• _Exercise_
Quote all of the data below exactly, please.

[Dataset records]
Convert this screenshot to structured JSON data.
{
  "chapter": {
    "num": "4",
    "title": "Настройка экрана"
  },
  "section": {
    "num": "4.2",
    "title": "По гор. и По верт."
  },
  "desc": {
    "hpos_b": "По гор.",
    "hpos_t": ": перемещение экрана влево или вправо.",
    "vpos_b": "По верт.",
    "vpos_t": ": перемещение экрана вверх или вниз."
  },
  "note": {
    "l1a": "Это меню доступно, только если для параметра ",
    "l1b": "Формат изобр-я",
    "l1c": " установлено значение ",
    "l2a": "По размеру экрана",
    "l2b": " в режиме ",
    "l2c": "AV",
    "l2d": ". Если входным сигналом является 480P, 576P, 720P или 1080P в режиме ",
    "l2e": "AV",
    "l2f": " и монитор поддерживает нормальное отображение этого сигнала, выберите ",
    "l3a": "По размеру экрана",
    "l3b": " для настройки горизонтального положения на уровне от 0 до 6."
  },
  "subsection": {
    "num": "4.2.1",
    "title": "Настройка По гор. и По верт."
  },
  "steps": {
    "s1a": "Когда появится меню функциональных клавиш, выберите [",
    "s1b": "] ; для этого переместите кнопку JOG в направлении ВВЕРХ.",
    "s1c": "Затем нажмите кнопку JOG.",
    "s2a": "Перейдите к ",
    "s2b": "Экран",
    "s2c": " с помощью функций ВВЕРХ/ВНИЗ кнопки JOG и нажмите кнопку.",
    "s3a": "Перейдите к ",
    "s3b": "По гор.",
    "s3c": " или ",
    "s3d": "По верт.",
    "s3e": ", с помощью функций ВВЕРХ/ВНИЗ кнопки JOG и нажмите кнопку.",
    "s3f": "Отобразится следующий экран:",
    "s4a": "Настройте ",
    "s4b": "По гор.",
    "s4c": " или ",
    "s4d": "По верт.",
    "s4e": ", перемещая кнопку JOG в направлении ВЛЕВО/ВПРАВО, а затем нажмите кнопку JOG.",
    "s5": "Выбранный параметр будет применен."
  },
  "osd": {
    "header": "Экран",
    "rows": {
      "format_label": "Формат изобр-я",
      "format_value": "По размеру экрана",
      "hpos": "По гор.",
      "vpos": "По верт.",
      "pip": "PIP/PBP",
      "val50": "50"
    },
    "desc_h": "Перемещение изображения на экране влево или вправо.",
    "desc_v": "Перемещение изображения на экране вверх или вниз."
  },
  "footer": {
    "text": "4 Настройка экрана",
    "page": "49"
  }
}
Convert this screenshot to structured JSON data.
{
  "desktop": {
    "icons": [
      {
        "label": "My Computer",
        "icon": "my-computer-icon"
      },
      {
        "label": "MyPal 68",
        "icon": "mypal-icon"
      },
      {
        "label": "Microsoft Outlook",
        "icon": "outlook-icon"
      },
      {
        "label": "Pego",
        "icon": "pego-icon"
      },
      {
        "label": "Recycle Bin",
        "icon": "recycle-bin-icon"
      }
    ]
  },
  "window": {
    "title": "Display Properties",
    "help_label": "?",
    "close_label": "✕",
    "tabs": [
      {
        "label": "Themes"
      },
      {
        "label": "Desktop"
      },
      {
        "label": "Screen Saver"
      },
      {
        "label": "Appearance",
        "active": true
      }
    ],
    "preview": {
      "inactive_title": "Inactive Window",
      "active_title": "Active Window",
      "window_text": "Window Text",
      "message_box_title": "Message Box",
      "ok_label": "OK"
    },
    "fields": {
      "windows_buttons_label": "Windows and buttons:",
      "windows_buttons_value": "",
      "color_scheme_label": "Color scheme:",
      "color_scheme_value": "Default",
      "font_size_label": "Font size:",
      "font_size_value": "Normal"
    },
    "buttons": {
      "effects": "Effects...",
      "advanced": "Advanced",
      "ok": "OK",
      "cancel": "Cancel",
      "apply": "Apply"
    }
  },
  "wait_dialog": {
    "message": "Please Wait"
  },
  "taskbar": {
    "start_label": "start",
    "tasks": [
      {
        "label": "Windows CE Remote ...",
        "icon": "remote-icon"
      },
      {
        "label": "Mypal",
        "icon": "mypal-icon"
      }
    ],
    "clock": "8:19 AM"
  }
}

• _Final answer_
Convert this screenshot to structured JSON data.
{
  "chapter": {
    "num": "4",
    "title": "Настройка экрана"
  },
  "section": {
    "num": "4.2",
    "title": "По гор. и По верт."
  },
  "desc": {
    "hpos_b": "По гор.",
    "hpos_t": ": перемещение экрана влево или вправо.",
    "vpos_b": "По верт.",
    "vpos_t": ": перемещение экрана вверх или вниз."
  },
  "note": {
    "l1a": "Это меню доступно, только если для параметра ",
    "l1b": "Формат изобр-я",
    "l1c": " установлено значение ",
    "l2a": "По размеру экрана",
    "l2b": " в режиме ",
    "l2c": "AV",
    "l2d": ". Если входным сигналом является 480P, 576P, 720P или 1080P в режиме ",
    "l2e": "AV",
    "l2f": " и монитор поддерживает нормальное отображение этого сигнала, выберите ",
    "l3a": "По размеру экрана",
    "l3b": " для настройки горизонтального положения на уровне от 0 до 6."
  },
  "subsection": {
    "num": "4.2.1",
    "title": "Настройка По гор. и По верт."
  },
  "steps": {
    "s1a": "Когда появится меню функциональных клавиш, выберите [",
    "s1b": "] ; для этого переместите кнопку JOG в направлении ВВЕРХ.",
    "s1c": "Затем нажмите кнопку JOG.",
    "s2a": "Перейдите к ",
    "s2b": "Экран",
    "s2c": " с помощью функций ВВЕРХ/ВНИЗ кнопки JOG и нажмите кнопку.",
    "s3a": "Перейдите к ",
    "s3b": "По гор.",
    "s3c": " или ",
    "s3d": "По верт.",
    "s3e": ", с помощью функций ВВЕРХ/ВНИЗ кнопки JOG и нажмите кнопку.",
    "s3f": "Отобразится следующий экран:",
    "s4a": "Настройте ",
    "s4b": "По гор.",
    "s4c": " или ",
    "s4d": "По верт.",
    "s4e": ", перемещая кнопку JOG в направлении ВЛЕВО/ВПРАВО, а затем нажмите кнопку JOG.",
    "s5": "Выбранный параметр будет применен."
  },
  "osd": {
    "header": "Экран",
    "rows": {
      "format_label": "Формат изобр-я",
      "format_value": "По размеру экрана",
      "hpos": "По гор.",
      "vpos": "По верт.",
      "pip": "PIP/PBP",
      "val50": "50"
    },
    "desc_h": "Перемещение изображения на экране влево или вправо.",
    "desc_v": "Перемещение изображения на экране вверх или вниз."
  },
  "footer": {
    "text": "4 Настройка экрана",
    "page": "49"
  }
}
Convert this screenshot to structured JSON data.
{
  "desktop": {
    "icons": [
      {
        "label": "My Computer",
        "icon": "my-computer-icon"
      },
      {
        "label": "MyPal 68",
        "icon": "mypal-icon"
      },
      {
        "label": "Microsoft Outlook",
        "icon": "outlook-icon"
      },
      {
        "label": "Pego",
        "icon": "pego-icon"
      },
      {
        "label": "Recycle Bin",
        "icon": "recycle-bin-icon"
      }
    ]
  },
  "window": {
    "title": "Display Properties",
    "help_label": "?",
    "close_label": "✕",
    "tabs": [
      {
        "label": "Themes"
      },
      {
        "label": "Desktop"
      },
      {
        "label": "Screen Saver"
      },
      {
        "label": "Appearance",
        "active": true
      }
    ],
    "preview": {
      "inactive_title": "Inactive Window",
      "active_title": "Active Window",
      "window_text": "Window Text",
      "message_box_title": "Message Box",
      "ok_label": "OK"
    },
    "fields": {
      "windows_buttons_label": "Windows and buttons:",
      "windows_buttons_value": "",
      "color_scheme_label": "Color scheme:",
      "color_scheme_value": "Default",
      "font_size_label": "Font size:",
      "font_size_value": "Normal"
    },
    "buttons": {
      "effects": "Effects...",
      "advanced": "Advanced",
      "ok": "OK",
      "cancel": "Cancel",
      "apply": "Apply"
    }
  },
  "wait_dialog": {
    "message": "Please Wait"
  },
  "taskbar": {
    "start_label": "start",
    "tasks": [
      {
        "label": "Windows CE Remote ...",
        "icon": "remote-icon"
      },
      {
        "label": "Mypal",
        "icon": "mypal-icon"
      }
    ],
    "clock": "8:19 AM"
  }
}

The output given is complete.